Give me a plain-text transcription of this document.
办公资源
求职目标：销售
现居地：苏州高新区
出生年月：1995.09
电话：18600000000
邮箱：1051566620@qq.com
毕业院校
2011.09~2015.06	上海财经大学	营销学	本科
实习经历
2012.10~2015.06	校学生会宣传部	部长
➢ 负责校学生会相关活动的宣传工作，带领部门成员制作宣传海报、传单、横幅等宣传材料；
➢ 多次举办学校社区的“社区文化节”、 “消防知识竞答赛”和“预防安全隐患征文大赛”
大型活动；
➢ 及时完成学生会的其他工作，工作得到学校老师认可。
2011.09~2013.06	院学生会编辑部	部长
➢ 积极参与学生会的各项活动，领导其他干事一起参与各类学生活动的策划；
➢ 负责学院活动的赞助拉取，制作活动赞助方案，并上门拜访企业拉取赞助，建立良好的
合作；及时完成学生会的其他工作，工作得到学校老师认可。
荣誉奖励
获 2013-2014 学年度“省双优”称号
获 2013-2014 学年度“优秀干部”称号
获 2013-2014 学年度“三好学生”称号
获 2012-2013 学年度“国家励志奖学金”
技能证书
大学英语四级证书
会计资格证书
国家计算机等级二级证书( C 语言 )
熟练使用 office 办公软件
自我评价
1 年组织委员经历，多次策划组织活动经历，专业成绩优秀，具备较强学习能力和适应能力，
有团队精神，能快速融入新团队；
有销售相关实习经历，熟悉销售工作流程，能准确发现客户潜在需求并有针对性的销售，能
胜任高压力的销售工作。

■ PROBLEM TO WORK ON: Each line in the entries above that includes the string "及时完成学生会的其他工作" should be extracted.

■ REPLY TO THE EXERCISE:
➢ 及时完成学生会的其他工作，工作得到学校老师认可。
合作；及时完成学生会的其他工作，工作得到学校老师认可。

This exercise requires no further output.